▸ The request:
Output each entry that follows exactly. Images stay out.

▸ Records shown:
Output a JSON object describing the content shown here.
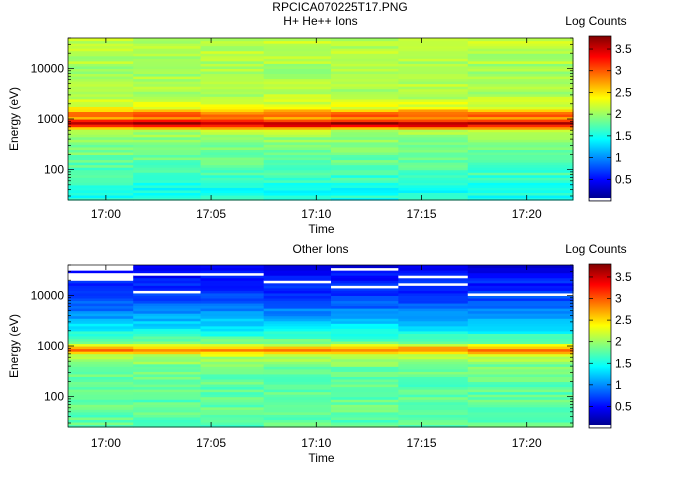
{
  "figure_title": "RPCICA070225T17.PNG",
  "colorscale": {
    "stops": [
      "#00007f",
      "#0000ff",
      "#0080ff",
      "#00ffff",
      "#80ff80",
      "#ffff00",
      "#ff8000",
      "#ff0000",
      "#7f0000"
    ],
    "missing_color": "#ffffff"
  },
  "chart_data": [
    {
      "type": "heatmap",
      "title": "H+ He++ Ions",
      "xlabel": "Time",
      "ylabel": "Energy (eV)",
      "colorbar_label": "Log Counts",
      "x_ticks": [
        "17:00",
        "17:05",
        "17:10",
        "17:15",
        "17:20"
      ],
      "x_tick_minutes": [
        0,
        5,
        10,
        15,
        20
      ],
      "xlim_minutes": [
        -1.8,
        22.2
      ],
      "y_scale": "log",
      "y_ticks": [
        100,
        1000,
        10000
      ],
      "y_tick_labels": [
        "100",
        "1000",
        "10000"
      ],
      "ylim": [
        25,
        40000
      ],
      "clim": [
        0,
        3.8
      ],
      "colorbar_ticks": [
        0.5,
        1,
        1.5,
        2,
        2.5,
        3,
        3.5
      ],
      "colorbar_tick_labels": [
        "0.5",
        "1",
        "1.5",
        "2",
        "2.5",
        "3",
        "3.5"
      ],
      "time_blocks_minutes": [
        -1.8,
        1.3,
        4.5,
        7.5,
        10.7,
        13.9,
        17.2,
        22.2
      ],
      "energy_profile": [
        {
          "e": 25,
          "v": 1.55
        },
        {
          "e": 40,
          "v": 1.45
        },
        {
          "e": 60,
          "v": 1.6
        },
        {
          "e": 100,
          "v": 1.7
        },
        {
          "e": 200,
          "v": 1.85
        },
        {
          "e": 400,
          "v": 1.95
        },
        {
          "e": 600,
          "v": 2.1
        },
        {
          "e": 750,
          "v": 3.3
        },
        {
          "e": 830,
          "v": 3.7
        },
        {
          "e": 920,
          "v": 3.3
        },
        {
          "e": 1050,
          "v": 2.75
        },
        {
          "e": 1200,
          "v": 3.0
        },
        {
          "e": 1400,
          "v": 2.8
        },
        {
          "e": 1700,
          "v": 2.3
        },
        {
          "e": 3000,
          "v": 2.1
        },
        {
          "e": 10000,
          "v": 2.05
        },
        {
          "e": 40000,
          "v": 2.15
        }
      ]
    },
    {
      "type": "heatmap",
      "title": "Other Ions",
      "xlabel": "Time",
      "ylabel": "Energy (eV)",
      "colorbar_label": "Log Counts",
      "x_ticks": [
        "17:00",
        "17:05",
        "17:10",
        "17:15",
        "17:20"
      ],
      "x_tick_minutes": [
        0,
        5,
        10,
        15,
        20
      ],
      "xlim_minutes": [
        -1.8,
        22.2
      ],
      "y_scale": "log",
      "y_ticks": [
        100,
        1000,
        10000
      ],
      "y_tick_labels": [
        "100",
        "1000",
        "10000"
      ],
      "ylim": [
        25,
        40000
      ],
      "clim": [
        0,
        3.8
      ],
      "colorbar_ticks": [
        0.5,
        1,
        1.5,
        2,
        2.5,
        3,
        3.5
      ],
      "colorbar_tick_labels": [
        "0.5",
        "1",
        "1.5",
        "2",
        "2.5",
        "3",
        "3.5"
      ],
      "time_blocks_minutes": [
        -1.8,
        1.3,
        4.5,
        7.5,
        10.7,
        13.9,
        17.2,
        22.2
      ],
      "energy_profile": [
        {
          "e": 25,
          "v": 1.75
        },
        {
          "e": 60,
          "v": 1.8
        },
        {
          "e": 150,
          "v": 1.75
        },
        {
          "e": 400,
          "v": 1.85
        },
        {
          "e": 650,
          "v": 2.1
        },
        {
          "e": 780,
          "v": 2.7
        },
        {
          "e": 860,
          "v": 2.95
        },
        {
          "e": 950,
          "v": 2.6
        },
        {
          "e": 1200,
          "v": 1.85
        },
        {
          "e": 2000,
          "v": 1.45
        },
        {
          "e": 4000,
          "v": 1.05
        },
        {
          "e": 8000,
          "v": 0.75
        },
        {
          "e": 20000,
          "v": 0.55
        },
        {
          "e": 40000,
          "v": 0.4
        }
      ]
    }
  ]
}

▸ Task solution:
Output a JSON object describing the content shown here.
{
  "figure_title": "RPCICA070225T17.PNG",
  "colorscale": {
    "stops": [
      "#00007f",
      "#0000ff",
      "#0080ff",
      "#00ffff",
      "#80ff80",
      "#ffff00",
      "#ff8000",
      "#ff0000",
      "#7f0000"
    ],
    "missing_color": "#ffffff"
  },
  "chart_data": [
    {
      "type": "heatmap",
      "title": "H+ He++ Ions",
      "xlabel": "Time",
      "ylabel": "Energy (eV)",
      "colorbar_label": "Log Counts",
      "x_ticks": [
        "17:00",
        "17:05",
        "17:10",
        "17:15",
        "17:20"
      ],
      "x_tick_minutes": [
        0,
        5,
        10,
        15,
        20
      ],
      "xlim_minutes": [
        -1.8,
        22.2
      ],
      "y_scale": "log",
      "y_ticks": [
        100,
        1000,
        10000
      ],
      "y_tick_labels": [
        "100",
        "1000",
        "10000"
      ],
      "ylim": [
        25,
        40000
      ],
      "clim": [
        0,
        3.8
      ],
      "colorbar_ticks": [
        0.5,
        1,
        1.5,
        2,
        2.5,
        3,
        3.5
      ],
      "colorbar_tick_labels": [
        "0.5",
        "1",
        "1.5",
        "2",
        "2.5",
        "3",
        "3.5"
      ],
      "time_blocks_minutes": [
        -1.8,
        1.3,
        4.5,
        7.5,
        10.7,
        13.9,
        17.2,
        22.2
      ],
      "energy_profile": [
        {
          "e": 25,
          "v": 1.55
        },
        {
          "e": 40,
          "v": 1.45
        },
        {
          "e": 60,
          "v": 1.6
        },
        {
          "e": 100,
          "v": 1.7
        },
        {
          "e": 200,
          "v": 1.85
        },
        {
          "e": 400,
          "v": 1.95
        },
        {
          "e": 600,
          "v": 2.1
        },
        {
          "e": 750,
          "v": 3.3
        },
        {
          "e": 830,
          "v": 3.7
        },
        {
          "e": 920,
          "v": 3.3
        },
        {
          "e": 1050,
          "v": 2.75
        },
        {
          "e": 1200,
          "v": 3.0
        },
        {
          "e": 1400,
          "v": 2.8
        },
        {
          "e": 1700,
          "v": 2.3
        },
        {
          "e": 3000,
          "v": 2.1
        },
        {
          "e": 10000,
          "v": 2.05
        },
        {
          "e": 40000,
          "v": 2.15
        }
      ]
    },
    {
      "type": "heatmap",
      "title": "Other Ions",
      "xlabel": "Time",
      "ylabel": "Energy (eV)",
      "colorbar_label": "Log Counts",
      "x_ticks": [
        "17:00",
        "17:05",
        "17:10",
        "17:15",
        "17:20"
      ],
      "x_tick_minutes": [
        0,
        5,
        10,
        15,
        20
      ],
      "xlim_minutes": [
        -1.8,
        22.2
      ],
      "y_scale": "log",
      "y_ticks": [
        100,
        1000,
        10000
      ],
      "y_tick_labels": [
        "100",
        "1000",
        "10000"
      ],
      "ylim": [
        25,
        40000
      ],
      "clim": [
        0,
        3.8
      ],
      "colorbar_ticks": [
        0.5,
        1,
        1.5,
        2,
        2.5,
        3,
        3.5
      ],
      "colorbar_tick_labels": [
        "0.5",
        "1",
        "1.5",
        "2",
        "2.5",
        "3",
        "3.5"
      ],
      "time_blocks_minutes": [
        -1.8,
        1.3,
        4.5,
        7.5,
        10.7,
        13.9,
        17.2,
        22.2
      ],
      "energy_profile": [
        {
          "e": 25,
          "v": 1.75
        },
        {
          "e": 60,
          "v": 1.8
        },
        {
          "e": 150,
          "v": 1.75
        },
        {
          "e": 400,
          "v": 1.85
        },
        {
          "e": 650,
          "v": 2.1
        },
        {
          "e": 780,
          "v": 2.7
        },
        {
          "e": 860,
          "v": 2.95
        },
        {
          "e": 950,
          "v": 2.6
        },
        {
          "e": 1200,
          "v": 1.85
        },
        {
          "e": 2000,
          "v": 1.45
        },
        {
          "e": 4000,
          "v": 1.05
        },
        {
          "e": 8000,
          "v": 0.75
        },
        {
          "e": 20000,
          "v": 0.55
        },
        {
          "e": 40000,
          "v": 0.4
        }
      ]
    }
  ]
}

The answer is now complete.